Some records:
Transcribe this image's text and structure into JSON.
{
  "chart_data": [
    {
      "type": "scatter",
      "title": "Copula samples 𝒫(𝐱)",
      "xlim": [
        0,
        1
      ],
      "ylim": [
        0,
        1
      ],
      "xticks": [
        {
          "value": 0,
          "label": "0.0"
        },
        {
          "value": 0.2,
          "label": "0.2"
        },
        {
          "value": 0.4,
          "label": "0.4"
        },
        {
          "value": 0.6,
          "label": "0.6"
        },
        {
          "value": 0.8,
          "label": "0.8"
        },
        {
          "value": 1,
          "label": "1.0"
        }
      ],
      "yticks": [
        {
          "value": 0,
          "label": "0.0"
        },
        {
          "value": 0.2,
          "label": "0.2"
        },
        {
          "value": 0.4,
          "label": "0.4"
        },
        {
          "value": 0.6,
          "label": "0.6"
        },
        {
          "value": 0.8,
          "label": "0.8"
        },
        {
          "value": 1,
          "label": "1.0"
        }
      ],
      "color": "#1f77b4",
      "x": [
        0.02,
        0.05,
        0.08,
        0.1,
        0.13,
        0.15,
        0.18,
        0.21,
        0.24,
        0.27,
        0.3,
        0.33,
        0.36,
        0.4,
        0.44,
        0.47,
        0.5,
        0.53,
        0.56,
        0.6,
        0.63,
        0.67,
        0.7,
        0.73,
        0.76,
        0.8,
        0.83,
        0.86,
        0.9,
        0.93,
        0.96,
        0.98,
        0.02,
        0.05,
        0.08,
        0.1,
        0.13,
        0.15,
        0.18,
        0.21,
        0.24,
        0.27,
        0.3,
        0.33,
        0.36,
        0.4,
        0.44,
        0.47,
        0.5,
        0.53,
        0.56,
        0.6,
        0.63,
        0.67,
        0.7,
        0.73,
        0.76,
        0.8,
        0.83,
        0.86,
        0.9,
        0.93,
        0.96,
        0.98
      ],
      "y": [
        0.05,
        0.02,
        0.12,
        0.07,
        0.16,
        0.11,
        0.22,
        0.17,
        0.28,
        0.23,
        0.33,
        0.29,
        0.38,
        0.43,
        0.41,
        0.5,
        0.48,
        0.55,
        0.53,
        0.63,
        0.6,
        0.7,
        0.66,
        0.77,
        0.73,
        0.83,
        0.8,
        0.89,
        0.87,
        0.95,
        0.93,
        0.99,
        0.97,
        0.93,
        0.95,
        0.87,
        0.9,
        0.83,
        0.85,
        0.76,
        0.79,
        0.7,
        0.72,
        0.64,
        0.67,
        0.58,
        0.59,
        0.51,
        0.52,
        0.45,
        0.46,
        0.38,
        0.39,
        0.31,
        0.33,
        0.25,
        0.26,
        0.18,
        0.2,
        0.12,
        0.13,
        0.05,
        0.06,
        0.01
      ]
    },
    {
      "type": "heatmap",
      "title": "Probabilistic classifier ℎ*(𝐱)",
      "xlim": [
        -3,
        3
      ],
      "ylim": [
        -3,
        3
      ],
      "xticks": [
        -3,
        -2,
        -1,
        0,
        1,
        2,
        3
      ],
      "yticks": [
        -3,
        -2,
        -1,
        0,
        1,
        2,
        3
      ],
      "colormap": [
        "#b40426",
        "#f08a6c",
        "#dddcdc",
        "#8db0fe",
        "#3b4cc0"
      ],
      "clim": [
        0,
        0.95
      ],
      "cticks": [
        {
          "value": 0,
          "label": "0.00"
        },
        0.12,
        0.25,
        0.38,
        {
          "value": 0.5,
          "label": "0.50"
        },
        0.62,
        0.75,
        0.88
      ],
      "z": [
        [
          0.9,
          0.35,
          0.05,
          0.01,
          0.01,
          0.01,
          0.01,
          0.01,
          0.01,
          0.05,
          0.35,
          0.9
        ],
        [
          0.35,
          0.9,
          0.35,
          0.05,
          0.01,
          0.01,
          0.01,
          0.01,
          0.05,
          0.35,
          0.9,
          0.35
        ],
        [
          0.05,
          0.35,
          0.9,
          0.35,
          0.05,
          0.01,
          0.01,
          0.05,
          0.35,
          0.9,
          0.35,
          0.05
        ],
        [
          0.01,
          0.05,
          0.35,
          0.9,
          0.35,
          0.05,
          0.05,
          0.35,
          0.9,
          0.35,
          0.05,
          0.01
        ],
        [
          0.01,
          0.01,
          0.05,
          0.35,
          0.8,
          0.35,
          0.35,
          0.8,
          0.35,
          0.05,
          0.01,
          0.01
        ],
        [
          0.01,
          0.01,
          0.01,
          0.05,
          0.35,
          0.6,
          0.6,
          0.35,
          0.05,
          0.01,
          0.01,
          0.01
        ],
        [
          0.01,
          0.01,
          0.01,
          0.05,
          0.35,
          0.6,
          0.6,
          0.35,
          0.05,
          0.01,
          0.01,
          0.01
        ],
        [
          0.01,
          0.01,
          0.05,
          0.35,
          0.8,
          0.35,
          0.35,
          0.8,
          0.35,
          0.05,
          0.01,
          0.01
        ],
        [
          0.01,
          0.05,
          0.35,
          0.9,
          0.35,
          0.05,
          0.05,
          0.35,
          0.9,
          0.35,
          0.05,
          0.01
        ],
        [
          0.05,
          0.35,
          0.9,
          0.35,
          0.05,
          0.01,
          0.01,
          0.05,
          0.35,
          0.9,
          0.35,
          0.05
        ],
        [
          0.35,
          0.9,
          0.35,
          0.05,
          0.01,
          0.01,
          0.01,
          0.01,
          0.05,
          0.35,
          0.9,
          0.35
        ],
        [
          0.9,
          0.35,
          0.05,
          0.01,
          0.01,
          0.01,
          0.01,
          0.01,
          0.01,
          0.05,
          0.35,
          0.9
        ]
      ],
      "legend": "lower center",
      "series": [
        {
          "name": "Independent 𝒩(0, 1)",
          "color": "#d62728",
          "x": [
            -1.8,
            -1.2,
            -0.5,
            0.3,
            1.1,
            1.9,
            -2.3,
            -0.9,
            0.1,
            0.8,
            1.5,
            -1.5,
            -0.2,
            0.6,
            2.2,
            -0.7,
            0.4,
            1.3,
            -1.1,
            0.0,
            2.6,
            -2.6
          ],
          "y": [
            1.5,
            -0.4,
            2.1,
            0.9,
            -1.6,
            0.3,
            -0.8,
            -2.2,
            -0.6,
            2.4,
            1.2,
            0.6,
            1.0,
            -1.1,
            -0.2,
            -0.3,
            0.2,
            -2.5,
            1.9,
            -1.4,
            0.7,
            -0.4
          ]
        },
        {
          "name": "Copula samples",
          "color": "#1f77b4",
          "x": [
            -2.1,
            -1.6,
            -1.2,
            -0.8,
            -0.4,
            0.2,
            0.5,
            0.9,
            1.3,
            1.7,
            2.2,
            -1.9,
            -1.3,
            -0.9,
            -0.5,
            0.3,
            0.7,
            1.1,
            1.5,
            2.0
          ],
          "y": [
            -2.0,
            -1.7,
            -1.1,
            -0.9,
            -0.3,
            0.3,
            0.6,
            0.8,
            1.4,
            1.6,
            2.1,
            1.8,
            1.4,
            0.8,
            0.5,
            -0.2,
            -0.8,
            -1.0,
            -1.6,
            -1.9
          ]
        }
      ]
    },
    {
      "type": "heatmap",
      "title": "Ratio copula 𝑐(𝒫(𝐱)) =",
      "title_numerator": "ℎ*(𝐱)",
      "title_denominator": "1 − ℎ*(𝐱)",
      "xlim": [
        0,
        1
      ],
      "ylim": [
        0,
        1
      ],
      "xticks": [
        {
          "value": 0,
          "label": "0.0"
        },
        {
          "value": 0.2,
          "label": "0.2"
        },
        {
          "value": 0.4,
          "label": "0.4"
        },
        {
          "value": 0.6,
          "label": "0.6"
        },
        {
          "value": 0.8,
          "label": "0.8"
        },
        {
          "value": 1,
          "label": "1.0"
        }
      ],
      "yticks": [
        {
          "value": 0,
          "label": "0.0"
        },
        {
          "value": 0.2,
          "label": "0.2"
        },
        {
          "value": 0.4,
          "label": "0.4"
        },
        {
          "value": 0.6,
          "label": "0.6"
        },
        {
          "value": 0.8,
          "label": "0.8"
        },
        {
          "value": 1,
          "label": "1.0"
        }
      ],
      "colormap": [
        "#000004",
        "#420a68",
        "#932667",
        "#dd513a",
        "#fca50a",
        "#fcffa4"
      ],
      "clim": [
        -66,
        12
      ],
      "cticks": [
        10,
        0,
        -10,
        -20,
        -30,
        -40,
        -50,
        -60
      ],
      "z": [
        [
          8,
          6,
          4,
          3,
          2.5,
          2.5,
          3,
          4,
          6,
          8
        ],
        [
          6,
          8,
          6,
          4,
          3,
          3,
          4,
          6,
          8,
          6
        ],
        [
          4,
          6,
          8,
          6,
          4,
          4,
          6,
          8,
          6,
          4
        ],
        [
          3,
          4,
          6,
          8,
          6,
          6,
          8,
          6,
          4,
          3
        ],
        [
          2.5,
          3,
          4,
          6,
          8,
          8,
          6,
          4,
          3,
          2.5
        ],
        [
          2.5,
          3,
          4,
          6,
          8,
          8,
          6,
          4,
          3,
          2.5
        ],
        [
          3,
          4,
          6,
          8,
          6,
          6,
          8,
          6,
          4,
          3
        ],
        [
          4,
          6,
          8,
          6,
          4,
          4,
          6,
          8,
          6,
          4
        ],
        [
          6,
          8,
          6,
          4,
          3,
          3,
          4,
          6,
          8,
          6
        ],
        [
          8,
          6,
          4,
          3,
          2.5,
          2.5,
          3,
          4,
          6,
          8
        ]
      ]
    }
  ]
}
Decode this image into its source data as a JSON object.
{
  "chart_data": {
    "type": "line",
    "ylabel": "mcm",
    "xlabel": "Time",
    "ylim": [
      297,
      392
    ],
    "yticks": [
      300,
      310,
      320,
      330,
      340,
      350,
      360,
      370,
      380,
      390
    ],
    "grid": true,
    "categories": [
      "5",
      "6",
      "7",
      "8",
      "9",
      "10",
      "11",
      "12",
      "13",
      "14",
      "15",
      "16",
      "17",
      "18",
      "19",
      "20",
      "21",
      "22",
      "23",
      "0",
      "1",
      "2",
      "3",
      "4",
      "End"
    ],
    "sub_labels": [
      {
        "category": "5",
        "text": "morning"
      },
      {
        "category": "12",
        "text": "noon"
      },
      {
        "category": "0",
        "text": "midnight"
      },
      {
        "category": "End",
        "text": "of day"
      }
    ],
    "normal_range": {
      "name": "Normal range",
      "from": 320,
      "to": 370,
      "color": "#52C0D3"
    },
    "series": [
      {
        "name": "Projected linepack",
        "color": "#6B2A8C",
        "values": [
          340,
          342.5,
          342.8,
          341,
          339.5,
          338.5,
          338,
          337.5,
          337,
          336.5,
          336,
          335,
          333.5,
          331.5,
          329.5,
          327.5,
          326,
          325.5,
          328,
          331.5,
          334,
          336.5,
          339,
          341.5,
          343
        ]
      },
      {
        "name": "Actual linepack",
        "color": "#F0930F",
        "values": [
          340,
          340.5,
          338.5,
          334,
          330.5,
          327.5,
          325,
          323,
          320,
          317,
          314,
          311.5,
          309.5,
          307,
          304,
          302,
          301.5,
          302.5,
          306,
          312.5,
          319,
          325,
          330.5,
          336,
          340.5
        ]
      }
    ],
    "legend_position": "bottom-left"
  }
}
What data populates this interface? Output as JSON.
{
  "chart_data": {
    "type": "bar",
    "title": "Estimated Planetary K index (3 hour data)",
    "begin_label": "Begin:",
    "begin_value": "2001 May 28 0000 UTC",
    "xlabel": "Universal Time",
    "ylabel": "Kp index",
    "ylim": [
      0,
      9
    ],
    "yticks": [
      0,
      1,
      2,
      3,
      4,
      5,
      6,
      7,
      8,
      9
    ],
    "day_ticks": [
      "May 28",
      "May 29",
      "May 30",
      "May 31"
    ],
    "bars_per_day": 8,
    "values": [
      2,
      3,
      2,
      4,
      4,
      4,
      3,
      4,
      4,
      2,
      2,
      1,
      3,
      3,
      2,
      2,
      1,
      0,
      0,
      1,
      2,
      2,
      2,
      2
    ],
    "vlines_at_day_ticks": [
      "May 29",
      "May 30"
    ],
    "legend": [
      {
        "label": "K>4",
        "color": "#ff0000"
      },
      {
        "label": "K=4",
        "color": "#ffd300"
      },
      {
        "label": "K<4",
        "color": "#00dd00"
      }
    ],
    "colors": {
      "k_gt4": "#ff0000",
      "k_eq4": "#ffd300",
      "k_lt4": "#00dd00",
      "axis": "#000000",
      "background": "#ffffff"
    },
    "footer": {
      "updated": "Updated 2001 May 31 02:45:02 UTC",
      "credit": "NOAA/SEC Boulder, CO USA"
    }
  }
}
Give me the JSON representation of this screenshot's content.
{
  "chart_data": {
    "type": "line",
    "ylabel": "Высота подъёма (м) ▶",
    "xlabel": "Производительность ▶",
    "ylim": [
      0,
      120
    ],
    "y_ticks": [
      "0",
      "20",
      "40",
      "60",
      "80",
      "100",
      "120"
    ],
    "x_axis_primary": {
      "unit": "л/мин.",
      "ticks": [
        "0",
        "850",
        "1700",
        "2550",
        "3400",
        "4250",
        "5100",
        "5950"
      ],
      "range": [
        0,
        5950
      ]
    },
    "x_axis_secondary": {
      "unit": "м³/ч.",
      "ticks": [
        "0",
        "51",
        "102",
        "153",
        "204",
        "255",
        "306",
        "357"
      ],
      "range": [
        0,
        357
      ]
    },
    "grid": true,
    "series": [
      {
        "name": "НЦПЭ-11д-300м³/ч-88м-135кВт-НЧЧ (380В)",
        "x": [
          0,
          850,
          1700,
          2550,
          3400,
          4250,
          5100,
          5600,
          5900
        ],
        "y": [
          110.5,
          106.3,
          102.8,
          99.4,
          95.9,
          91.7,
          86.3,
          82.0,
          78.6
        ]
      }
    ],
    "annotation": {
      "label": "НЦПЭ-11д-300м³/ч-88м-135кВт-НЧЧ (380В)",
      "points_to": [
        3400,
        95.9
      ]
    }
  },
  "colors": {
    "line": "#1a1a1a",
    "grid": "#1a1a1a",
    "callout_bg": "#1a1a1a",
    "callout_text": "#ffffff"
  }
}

Set exercise – Pull out each line containing the word "ffffff" and copy it.

Result of the exercise –
      "background": "#ffffff"
    "callout_text": "#ffffff"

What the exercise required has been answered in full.